═══ Extracted information
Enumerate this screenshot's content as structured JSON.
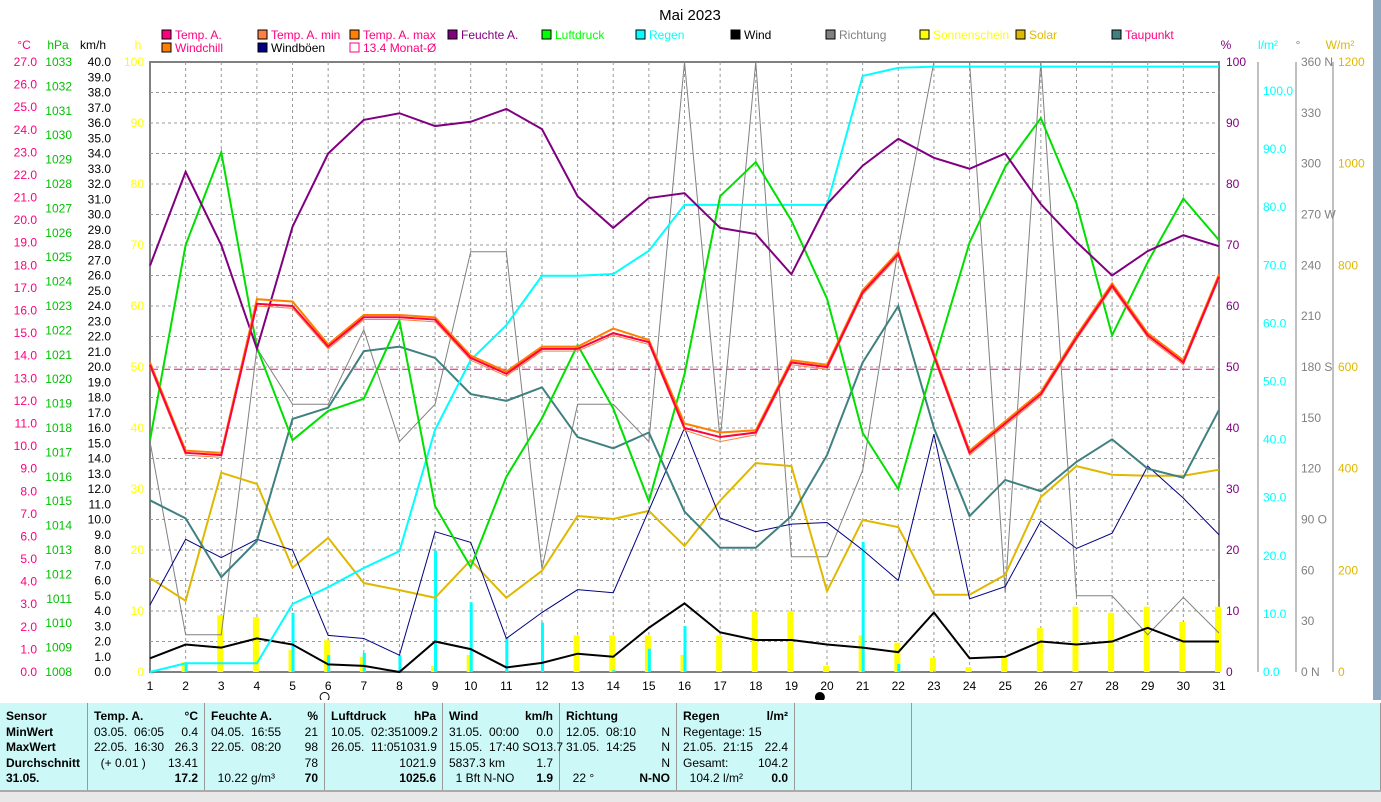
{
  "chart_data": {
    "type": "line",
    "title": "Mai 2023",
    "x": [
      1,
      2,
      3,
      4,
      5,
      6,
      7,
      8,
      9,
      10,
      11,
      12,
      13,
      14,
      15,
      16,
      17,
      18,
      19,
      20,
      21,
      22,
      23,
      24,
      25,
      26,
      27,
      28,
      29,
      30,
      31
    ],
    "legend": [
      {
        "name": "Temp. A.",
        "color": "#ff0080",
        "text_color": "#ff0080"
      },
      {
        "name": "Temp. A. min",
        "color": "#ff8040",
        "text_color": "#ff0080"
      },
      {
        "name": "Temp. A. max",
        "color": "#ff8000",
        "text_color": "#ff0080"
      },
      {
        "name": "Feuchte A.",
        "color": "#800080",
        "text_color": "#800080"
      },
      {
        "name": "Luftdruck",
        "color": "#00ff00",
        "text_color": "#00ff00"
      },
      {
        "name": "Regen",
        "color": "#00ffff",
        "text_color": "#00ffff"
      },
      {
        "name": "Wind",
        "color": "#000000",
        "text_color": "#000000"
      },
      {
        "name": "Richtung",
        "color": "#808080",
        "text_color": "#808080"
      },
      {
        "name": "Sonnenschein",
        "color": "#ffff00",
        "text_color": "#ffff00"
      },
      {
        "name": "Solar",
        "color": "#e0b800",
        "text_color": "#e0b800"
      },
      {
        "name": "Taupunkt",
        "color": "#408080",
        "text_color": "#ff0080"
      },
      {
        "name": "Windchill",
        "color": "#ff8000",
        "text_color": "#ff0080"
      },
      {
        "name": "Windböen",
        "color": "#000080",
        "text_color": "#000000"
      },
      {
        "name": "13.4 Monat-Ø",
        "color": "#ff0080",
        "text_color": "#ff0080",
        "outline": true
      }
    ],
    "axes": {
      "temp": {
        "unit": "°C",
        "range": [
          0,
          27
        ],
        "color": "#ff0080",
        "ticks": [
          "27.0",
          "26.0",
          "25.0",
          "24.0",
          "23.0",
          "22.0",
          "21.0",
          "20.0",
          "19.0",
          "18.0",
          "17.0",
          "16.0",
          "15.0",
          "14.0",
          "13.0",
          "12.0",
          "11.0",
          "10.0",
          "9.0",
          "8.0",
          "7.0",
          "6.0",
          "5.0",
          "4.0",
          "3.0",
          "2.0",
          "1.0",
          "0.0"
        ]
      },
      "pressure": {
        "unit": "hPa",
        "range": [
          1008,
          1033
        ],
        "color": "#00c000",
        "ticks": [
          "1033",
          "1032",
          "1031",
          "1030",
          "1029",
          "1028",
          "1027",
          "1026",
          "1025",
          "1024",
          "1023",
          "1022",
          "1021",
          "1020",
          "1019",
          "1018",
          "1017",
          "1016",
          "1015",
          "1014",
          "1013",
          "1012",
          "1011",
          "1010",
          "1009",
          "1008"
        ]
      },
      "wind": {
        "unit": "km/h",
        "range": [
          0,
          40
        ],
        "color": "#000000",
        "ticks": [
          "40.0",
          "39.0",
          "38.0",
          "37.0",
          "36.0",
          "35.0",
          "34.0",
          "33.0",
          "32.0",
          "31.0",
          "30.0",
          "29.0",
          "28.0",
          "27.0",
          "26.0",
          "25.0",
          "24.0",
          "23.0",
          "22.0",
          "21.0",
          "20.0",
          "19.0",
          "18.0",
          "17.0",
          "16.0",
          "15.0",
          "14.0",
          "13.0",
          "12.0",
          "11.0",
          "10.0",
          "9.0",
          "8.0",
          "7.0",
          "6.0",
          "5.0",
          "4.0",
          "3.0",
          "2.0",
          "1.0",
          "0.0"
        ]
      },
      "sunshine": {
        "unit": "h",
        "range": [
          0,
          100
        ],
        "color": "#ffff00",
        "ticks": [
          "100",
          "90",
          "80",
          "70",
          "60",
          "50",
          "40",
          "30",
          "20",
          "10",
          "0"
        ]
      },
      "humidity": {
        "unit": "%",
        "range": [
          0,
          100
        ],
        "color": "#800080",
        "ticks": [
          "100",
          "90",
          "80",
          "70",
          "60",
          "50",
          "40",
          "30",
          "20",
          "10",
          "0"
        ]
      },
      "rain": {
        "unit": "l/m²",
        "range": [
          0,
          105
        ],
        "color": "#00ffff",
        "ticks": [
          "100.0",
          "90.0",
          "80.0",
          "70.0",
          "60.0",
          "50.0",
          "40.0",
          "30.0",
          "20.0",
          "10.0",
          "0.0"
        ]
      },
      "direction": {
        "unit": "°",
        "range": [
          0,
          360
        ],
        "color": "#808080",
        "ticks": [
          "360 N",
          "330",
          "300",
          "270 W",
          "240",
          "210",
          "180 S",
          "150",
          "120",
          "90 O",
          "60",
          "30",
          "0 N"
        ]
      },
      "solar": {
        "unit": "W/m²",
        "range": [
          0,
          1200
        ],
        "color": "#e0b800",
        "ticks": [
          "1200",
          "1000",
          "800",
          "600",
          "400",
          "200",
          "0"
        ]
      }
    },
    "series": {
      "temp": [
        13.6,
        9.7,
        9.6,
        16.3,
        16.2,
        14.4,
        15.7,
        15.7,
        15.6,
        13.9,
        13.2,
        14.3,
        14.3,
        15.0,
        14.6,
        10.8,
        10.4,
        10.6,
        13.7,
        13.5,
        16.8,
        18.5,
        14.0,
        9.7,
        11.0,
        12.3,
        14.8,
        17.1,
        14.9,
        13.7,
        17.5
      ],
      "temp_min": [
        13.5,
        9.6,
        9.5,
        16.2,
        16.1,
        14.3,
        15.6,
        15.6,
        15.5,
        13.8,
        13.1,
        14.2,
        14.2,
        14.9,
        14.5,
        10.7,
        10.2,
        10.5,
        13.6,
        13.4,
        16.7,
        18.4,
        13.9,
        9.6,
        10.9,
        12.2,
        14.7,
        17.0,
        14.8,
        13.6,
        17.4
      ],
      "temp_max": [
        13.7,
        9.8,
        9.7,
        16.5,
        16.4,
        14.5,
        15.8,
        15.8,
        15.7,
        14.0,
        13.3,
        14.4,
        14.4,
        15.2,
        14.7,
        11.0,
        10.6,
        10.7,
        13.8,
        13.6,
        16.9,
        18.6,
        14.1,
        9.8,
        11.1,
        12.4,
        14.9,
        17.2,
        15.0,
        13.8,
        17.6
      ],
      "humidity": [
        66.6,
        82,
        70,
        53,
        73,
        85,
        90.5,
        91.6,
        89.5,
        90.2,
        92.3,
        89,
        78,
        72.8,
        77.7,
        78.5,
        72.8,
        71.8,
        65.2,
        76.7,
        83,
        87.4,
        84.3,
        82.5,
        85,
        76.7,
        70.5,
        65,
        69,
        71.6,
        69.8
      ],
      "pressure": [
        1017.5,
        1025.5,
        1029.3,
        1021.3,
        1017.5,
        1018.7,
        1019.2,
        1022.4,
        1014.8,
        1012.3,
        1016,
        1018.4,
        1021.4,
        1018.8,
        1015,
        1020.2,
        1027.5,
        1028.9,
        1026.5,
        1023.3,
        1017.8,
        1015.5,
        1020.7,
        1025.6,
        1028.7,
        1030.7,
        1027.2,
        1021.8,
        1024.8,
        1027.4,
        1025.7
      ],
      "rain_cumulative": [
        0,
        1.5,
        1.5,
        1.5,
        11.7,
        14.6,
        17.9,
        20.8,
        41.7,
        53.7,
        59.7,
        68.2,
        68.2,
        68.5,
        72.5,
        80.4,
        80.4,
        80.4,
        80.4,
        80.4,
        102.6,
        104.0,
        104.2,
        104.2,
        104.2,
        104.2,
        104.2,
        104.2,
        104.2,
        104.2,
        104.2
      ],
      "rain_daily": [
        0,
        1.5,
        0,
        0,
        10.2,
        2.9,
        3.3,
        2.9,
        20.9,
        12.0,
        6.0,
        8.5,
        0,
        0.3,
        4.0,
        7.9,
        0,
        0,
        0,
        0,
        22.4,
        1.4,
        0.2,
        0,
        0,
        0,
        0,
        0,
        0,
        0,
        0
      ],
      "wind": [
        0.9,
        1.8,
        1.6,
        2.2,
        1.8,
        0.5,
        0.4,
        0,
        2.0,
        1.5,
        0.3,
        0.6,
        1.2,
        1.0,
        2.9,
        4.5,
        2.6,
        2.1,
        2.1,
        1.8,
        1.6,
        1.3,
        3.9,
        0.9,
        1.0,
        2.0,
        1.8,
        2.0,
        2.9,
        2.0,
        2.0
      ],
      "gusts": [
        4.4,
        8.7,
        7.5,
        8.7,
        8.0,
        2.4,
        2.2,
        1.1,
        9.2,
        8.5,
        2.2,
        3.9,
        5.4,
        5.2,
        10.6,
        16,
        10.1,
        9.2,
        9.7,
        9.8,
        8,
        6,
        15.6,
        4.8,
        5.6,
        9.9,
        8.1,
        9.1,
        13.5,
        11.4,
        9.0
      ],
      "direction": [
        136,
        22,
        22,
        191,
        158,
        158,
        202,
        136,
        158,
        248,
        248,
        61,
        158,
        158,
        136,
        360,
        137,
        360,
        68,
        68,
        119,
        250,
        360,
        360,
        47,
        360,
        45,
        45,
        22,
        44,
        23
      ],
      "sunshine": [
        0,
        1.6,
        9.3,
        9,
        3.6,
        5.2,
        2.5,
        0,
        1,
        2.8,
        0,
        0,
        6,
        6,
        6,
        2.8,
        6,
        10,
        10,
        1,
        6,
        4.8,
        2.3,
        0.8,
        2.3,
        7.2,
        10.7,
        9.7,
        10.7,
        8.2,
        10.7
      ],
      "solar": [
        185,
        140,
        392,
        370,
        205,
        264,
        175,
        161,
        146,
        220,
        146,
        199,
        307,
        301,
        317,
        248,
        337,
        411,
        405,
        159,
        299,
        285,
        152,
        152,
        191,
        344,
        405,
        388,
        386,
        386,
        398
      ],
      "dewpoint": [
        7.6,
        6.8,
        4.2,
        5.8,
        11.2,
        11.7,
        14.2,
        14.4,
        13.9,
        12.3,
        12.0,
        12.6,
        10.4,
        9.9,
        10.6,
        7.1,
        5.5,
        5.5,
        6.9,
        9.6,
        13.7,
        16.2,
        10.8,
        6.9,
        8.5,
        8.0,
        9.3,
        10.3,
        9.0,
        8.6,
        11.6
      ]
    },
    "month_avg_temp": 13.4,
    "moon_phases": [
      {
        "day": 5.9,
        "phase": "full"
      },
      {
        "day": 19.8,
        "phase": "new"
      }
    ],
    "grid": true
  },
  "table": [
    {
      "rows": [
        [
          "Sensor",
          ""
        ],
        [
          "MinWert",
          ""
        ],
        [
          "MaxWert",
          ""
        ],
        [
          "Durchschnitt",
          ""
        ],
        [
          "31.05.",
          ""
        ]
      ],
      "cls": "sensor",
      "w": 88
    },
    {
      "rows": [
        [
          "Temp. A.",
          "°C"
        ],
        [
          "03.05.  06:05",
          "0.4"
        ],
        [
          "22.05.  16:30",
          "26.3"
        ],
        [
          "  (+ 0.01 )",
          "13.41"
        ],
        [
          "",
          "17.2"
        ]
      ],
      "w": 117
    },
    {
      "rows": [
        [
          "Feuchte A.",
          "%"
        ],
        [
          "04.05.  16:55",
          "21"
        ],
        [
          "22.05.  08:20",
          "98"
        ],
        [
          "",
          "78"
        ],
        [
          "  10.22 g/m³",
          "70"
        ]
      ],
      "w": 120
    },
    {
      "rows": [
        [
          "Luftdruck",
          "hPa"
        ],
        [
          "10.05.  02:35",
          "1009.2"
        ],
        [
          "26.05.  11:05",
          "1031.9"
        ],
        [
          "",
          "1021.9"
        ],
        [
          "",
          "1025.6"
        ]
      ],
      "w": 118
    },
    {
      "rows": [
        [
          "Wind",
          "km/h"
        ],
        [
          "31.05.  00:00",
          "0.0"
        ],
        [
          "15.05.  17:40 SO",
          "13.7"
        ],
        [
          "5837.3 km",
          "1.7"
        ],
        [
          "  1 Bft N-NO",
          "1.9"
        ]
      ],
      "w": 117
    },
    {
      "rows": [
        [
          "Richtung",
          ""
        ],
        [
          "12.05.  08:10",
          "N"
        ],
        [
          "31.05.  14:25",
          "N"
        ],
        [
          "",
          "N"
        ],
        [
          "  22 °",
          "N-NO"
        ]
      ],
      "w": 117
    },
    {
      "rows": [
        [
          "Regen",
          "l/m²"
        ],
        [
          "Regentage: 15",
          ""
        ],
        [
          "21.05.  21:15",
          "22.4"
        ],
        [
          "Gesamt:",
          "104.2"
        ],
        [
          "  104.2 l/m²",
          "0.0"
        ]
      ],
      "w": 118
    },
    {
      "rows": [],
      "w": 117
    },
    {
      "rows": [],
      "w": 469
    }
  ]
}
══════
**Required task**
Go through the listing above and report how many of its lines contain the word "unit", with only the number as output.

**Answer for this exercise**
8